■ Your goal ■
The answer is the line with "Output a JSON" and every line after it to the end of the listing, retyped exactly. Pictures do not belong in it.

■ Dataset ■
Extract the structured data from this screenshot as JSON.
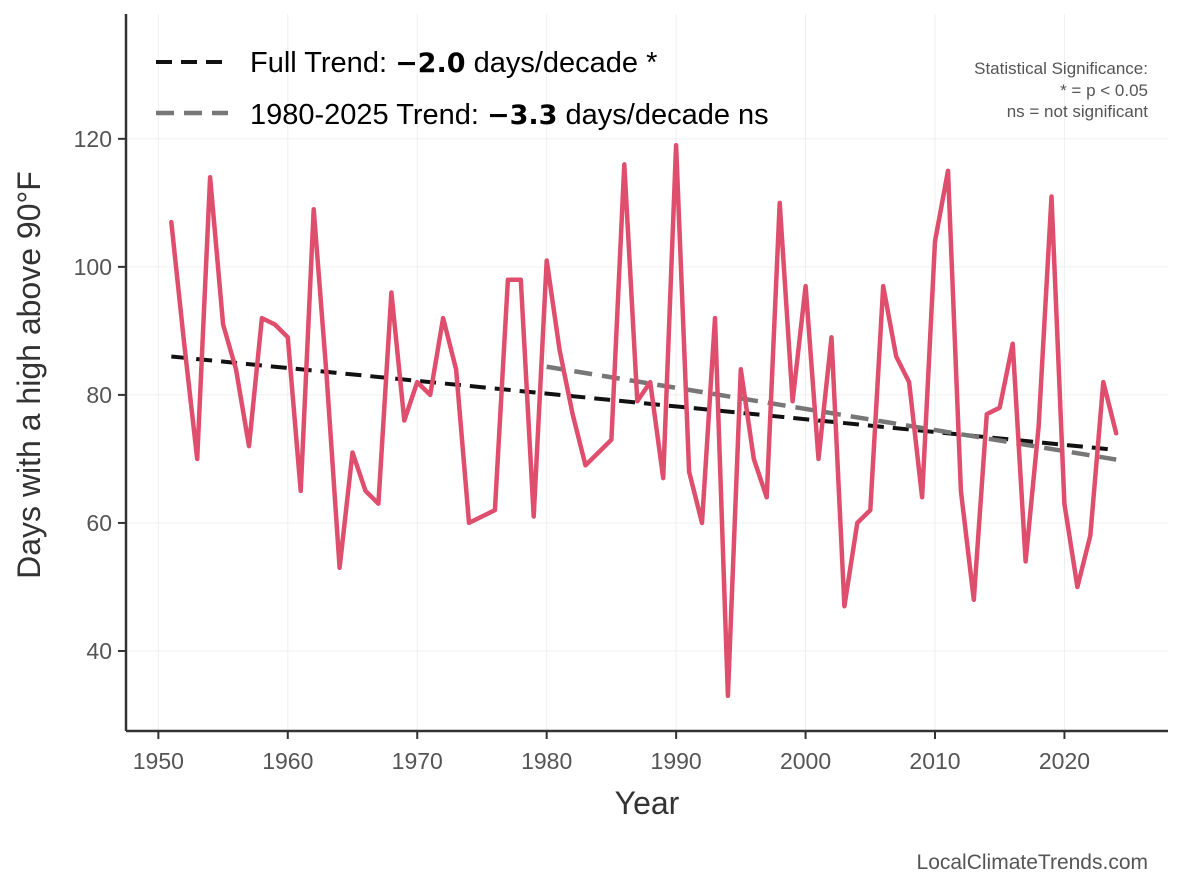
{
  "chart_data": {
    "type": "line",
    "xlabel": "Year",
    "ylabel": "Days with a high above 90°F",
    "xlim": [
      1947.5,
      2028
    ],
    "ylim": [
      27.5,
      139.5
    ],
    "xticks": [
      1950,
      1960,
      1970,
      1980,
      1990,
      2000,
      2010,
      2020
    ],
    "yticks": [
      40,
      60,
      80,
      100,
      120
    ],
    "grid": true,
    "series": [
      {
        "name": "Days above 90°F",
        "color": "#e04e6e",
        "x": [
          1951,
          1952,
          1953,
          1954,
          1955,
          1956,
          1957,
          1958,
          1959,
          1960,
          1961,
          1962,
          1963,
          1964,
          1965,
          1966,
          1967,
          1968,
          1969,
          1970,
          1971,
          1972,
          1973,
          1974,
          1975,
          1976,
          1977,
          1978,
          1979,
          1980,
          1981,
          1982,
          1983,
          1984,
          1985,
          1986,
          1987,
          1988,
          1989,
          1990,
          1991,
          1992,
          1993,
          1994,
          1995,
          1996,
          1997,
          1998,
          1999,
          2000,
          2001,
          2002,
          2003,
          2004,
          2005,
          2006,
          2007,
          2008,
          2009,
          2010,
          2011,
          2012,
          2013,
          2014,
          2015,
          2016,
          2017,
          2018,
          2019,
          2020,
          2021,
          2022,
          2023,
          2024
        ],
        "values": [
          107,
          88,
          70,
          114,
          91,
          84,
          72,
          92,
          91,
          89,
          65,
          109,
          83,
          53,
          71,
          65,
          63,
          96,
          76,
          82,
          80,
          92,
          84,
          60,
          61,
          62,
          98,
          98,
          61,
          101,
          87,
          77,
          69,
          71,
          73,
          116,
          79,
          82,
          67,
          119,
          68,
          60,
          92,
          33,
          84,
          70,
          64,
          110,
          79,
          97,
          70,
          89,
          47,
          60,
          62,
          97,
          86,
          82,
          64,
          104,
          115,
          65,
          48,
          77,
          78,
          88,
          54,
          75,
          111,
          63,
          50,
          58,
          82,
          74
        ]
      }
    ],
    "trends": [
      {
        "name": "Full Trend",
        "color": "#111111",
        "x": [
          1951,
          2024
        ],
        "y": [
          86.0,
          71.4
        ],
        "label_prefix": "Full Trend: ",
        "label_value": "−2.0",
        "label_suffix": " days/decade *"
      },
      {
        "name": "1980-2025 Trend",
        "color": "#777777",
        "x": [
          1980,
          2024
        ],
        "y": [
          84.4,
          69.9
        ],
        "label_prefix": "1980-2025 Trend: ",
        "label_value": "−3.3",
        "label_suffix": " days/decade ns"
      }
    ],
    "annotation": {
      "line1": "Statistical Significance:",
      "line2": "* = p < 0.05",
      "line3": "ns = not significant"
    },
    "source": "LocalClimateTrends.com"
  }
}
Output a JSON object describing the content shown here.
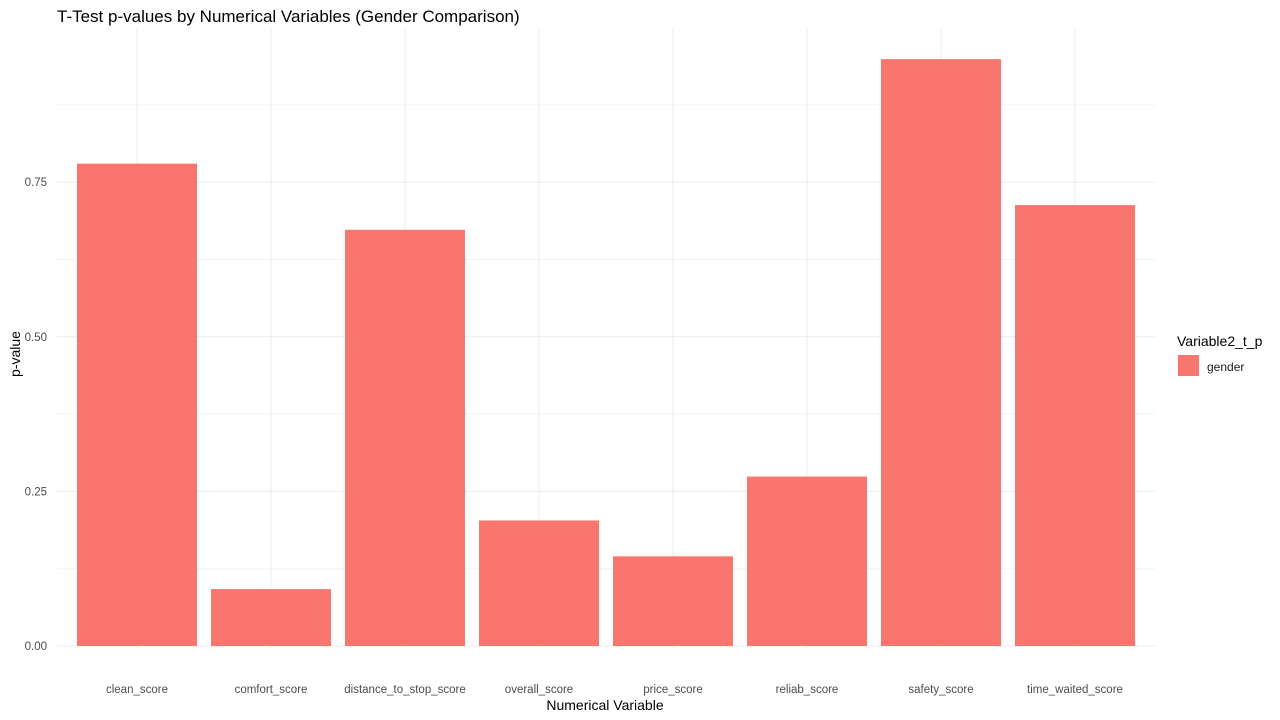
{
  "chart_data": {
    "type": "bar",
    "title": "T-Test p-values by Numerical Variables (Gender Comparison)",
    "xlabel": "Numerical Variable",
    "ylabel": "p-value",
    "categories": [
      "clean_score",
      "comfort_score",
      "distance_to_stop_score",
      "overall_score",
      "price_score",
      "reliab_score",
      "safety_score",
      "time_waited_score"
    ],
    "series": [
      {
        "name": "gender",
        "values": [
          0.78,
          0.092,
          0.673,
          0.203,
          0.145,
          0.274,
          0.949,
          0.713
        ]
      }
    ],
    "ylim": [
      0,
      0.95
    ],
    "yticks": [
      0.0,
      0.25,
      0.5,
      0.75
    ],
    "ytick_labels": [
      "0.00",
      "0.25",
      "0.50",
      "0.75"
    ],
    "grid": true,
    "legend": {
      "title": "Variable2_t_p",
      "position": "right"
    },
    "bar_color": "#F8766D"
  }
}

■ Finished task ■
Output a JSON object describing the content shown here.
{
  "chart_data": {
    "type": "bar",
    "title": "T-Test p-values by Numerical Variables (Gender Comparison)",
    "xlabel": "Numerical Variable",
    "ylabel": "p-value",
    "categories": [
      "clean_score",
      "comfort_score",
      "distance_to_stop_score",
      "overall_score",
      "price_score",
      "reliab_score",
      "safety_score",
      "time_waited_score"
    ],
    "series": [
      {
        "name": "gender",
        "values": [
          0.78,
          0.092,
          0.673,
          0.203,
          0.145,
          0.274,
          0.949,
          0.713
        ]
      }
    ],
    "ylim": [
      0,
      0.95
    ],
    "yticks": [
      0.0,
      0.25,
      0.5,
      0.75
    ],
    "ytick_labels": [
      "0.00",
      "0.25",
      "0.50",
      "0.75"
    ],
    "grid": true,
    "legend": {
      "title": "Variable2_t_p",
      "position": "right"
    },
    "bar_color": "#F8766D"
  }
}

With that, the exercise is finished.